Exercise: Rewrite the listing below, changing each "required-mark" to "asterisk-mark" and leaving everything else as it is.

Record list:
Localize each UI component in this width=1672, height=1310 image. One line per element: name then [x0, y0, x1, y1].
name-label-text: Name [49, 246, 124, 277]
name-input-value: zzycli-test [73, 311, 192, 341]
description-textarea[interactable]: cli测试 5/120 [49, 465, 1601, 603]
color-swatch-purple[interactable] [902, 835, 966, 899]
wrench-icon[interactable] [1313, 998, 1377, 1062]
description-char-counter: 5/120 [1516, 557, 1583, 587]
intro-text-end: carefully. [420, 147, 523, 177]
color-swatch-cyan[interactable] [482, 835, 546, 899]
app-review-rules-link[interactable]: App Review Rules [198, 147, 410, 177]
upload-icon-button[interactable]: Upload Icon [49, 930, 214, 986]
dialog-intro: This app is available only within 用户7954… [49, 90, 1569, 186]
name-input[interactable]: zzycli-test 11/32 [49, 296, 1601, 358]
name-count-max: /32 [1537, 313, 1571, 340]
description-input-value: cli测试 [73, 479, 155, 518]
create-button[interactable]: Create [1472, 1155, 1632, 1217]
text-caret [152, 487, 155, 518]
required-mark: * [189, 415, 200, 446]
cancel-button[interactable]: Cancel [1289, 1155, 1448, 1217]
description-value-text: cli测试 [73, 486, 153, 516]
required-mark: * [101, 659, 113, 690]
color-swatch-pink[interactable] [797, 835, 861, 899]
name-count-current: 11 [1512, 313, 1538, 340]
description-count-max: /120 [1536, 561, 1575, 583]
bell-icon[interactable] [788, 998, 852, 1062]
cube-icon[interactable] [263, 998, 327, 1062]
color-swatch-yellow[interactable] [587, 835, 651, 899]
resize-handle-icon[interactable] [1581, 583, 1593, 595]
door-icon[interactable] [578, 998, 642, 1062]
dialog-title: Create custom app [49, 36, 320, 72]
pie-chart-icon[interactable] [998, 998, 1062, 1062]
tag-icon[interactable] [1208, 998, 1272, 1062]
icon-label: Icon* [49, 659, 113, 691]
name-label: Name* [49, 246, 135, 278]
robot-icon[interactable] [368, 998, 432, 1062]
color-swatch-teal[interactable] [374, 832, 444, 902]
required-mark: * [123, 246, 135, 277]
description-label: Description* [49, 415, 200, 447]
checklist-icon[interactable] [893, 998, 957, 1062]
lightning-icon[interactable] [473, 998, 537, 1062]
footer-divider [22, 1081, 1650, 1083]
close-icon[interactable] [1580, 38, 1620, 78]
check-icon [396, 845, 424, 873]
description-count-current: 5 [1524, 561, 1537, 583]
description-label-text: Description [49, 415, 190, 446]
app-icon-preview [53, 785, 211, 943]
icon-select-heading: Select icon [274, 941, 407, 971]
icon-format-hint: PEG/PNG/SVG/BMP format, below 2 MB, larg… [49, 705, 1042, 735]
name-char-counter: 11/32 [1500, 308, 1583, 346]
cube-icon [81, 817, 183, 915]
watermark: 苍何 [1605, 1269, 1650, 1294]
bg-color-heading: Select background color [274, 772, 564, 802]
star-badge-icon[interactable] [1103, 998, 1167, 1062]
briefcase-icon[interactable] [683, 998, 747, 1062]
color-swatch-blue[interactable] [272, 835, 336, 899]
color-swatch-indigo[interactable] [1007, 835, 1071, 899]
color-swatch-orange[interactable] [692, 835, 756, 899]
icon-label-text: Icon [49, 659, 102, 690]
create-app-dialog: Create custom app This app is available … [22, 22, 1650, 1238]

The response:
Localize each UI component in this width=1672, height=1310 image. One line per element: name then [x0, y0, x1, y1].
name-label-text: Name [49, 246, 124, 277]
name-input-value: zzycli-test [73, 311, 192, 341]
description-textarea[interactable]: cli测试 5/120 [49, 465, 1601, 603]
color-swatch-purple[interactable] [902, 835, 966, 899]
wrench-icon[interactable] [1313, 998, 1377, 1062]
description-char-counter: 5/120 [1516, 557, 1583, 587]
intro-text-end: carefully. [420, 147, 523, 177]
color-swatch-cyan[interactable] [482, 835, 546, 899]
app-review-rules-link[interactable]: App Review Rules [198, 147, 410, 177]
upload-icon-button[interactable]: Upload Icon [49, 930, 214, 986]
dialog-intro: This app is available only within 用户7954… [49, 90, 1569, 186]
name-input[interactable]: zzycli-test 11/32 [49, 296, 1601, 358]
name-count-max: /32 [1537, 313, 1571, 340]
description-input-value: cli测试 [73, 479, 155, 518]
create-button[interactable]: Create [1472, 1155, 1632, 1217]
text-caret [152, 487, 155, 518]
asterisk-mark: * [189, 415, 200, 446]
cancel-button[interactable]: Cancel [1289, 1155, 1448, 1217]
description-value-text: cli测试 [73, 486, 153, 516]
asterisk-mark: * [101, 659, 113, 690]
color-swatch-pink[interactable] [797, 835, 861, 899]
name-count-current: 11 [1512, 313, 1538, 340]
description-count-max: /120 [1536, 561, 1575, 583]
bell-icon[interactable] [788, 998, 852, 1062]
cube-icon[interactable] [263, 998, 327, 1062]
color-swatch-yellow[interactable] [587, 835, 651, 899]
resize-handle-icon[interactable] [1581, 583, 1593, 595]
door-icon[interactable] [578, 998, 642, 1062]
dialog-title: Create custom app [49, 36, 320, 72]
pie-chart-icon[interactable] [998, 998, 1062, 1062]
tag-icon[interactable] [1208, 998, 1272, 1062]
icon-label: Icon* [49, 659, 113, 691]
name-label: Name* [49, 246, 135, 278]
robot-icon[interactable] [368, 998, 432, 1062]
color-swatch-teal[interactable] [374, 832, 444, 902]
asterisk-mark: * [123, 246, 135, 277]
description-label: Description* [49, 415, 200, 447]
checklist-icon[interactable] [893, 998, 957, 1062]
lightning-icon[interactable] [473, 998, 537, 1062]
footer-divider [22, 1081, 1650, 1083]
close-icon[interactable] [1580, 38, 1620, 78]
check-icon [396, 845, 424, 873]
description-count-current: 5 [1524, 561, 1537, 583]
description-label-text: Description [49, 415, 190, 446]
app-icon-preview [53, 785, 211, 943]
icon-select-heading: Select icon [274, 941, 407, 971]
icon-format-hint: PEG/PNG/SVG/BMP format, below 2 MB, larg… [49, 705, 1042, 735]
name-char-counter: 11/32 [1500, 308, 1583, 346]
cube-icon [81, 817, 183, 915]
watermark: 苍何 [1605, 1269, 1650, 1294]
bg-color-heading: Select background color [274, 772, 564, 802]
star-badge-icon[interactable] [1103, 998, 1167, 1062]
briefcase-icon[interactable] [683, 998, 747, 1062]
color-swatch-blue[interactable] [272, 835, 336, 899]
color-swatch-indigo[interactable] [1007, 835, 1071, 899]
color-swatch-orange[interactable] [692, 835, 756, 899]
icon-label-text: Icon [49, 659, 102, 690]
create-app-dialog: Create custom app This app is available … [22, 22, 1650, 1238]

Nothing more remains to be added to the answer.